Task directions » Find the word "Agama" in the listing; pull out each line holding it.

Input »
·····

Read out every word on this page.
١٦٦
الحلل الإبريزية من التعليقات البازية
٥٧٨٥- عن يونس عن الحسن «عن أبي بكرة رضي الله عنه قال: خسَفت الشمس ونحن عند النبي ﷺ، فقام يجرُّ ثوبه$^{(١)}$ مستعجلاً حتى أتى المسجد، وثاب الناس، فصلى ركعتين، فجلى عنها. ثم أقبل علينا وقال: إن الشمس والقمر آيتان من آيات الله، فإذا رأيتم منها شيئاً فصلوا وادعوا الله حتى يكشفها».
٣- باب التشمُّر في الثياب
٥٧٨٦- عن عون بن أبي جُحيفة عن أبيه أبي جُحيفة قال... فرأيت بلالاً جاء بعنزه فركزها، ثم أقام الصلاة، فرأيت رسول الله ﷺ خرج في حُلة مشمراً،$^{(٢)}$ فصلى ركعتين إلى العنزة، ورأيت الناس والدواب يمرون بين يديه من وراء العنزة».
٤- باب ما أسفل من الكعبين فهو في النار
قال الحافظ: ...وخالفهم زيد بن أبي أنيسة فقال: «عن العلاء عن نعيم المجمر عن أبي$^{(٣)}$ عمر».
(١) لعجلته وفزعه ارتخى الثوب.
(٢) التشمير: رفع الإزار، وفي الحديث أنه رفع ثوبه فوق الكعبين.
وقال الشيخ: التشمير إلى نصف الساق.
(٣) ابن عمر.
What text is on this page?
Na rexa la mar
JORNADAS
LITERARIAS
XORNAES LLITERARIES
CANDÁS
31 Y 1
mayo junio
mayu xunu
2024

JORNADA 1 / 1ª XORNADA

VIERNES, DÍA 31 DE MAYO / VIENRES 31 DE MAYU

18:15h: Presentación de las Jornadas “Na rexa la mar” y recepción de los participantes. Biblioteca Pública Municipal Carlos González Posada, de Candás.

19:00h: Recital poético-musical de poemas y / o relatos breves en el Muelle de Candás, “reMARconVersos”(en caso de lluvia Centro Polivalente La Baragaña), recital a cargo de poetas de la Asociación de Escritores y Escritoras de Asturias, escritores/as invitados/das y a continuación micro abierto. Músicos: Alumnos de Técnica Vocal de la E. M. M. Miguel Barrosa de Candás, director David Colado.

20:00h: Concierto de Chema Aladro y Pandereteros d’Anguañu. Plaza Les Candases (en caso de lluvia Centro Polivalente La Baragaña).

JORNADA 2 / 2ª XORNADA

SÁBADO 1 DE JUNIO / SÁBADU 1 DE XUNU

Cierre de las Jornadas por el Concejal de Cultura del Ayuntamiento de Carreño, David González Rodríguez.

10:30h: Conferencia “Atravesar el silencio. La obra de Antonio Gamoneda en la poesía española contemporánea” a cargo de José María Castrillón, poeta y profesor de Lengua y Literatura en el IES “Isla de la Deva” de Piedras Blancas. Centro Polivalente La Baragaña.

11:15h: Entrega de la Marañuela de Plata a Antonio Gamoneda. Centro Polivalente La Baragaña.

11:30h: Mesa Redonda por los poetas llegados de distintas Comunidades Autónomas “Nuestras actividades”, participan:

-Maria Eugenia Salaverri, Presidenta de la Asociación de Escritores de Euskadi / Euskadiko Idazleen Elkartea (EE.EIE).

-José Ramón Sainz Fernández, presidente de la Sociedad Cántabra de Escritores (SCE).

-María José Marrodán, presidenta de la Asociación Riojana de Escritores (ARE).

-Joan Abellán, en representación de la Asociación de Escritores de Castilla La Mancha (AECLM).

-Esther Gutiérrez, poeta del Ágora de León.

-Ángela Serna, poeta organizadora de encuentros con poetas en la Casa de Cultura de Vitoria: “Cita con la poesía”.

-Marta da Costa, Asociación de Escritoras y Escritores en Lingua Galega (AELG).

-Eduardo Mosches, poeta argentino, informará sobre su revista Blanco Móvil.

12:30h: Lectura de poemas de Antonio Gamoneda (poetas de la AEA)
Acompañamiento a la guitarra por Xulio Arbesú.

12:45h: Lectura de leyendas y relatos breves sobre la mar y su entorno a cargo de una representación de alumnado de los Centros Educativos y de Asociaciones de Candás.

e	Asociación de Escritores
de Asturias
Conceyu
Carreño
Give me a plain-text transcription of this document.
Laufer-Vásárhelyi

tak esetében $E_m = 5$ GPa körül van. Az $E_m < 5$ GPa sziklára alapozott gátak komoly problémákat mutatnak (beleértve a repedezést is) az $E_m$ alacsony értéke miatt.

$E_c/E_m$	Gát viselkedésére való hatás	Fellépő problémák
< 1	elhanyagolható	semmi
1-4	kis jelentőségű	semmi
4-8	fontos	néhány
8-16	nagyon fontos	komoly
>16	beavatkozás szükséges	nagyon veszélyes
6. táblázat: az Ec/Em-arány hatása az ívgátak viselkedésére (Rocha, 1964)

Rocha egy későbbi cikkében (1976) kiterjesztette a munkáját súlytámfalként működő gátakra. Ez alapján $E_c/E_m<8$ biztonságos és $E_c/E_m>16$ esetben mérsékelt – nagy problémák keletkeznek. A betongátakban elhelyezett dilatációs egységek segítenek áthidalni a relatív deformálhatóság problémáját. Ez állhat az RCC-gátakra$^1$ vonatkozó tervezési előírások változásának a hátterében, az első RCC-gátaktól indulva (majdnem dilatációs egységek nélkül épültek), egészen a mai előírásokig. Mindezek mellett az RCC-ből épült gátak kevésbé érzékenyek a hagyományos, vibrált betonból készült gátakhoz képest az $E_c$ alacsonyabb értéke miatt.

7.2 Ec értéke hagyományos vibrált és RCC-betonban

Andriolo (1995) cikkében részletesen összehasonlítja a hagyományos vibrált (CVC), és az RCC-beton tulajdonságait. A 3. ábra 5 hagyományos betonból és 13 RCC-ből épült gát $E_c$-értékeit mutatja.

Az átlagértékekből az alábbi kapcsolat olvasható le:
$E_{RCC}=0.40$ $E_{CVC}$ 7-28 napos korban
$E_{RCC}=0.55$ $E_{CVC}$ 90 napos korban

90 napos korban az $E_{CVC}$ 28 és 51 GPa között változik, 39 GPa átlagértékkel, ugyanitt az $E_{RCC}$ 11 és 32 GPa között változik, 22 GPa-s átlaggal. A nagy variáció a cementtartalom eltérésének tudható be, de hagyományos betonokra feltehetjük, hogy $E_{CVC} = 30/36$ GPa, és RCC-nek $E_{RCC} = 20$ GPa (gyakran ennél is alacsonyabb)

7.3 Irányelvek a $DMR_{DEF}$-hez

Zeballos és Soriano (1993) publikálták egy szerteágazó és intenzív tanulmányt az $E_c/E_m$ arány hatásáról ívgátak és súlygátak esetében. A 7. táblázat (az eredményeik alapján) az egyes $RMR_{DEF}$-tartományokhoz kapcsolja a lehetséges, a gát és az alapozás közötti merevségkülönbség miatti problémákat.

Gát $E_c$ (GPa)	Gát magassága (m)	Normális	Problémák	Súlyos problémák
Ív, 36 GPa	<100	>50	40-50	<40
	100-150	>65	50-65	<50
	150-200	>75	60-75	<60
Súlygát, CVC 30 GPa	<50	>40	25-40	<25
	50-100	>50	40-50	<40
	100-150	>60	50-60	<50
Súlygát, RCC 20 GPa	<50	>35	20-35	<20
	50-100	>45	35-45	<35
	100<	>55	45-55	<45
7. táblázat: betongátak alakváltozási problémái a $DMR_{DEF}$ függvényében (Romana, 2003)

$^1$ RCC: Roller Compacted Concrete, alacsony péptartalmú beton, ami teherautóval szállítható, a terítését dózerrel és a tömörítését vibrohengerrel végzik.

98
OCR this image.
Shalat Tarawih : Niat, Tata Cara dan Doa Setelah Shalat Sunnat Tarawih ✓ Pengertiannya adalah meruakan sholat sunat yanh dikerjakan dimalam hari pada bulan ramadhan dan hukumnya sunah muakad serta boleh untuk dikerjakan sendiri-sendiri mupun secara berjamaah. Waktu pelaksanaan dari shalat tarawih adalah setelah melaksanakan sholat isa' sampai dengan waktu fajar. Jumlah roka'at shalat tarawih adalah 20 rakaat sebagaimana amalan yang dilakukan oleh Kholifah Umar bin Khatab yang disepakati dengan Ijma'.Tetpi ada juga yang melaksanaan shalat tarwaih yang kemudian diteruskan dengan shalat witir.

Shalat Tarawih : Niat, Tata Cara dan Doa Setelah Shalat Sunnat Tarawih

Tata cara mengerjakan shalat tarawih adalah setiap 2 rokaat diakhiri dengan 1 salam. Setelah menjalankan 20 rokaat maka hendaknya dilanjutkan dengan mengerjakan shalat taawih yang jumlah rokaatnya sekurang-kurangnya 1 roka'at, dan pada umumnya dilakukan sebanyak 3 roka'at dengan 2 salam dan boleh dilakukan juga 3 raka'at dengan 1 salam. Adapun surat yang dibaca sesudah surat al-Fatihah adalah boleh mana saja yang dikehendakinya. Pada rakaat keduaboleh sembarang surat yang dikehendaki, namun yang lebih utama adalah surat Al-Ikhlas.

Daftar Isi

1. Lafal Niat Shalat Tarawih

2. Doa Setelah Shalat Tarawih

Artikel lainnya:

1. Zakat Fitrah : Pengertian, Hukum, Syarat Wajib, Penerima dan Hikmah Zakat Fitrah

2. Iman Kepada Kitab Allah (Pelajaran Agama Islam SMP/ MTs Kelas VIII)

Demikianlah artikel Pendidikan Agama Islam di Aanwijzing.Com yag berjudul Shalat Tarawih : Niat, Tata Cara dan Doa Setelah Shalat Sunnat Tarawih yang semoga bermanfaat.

·····

Solved exercise »
2. Iman Kepada Kitab Allah (Pelajaran Agama Islam SMP/ MTs Kelas VIII)
Demikianlah artikel Pendidikan Agama Islam di Aanwijzing.Com yag berjudul Shalat Tarawih : Niat, Tata Cara dan Doa Setelah Shalat Sunnat Tarawih yang semoga bermanfaat.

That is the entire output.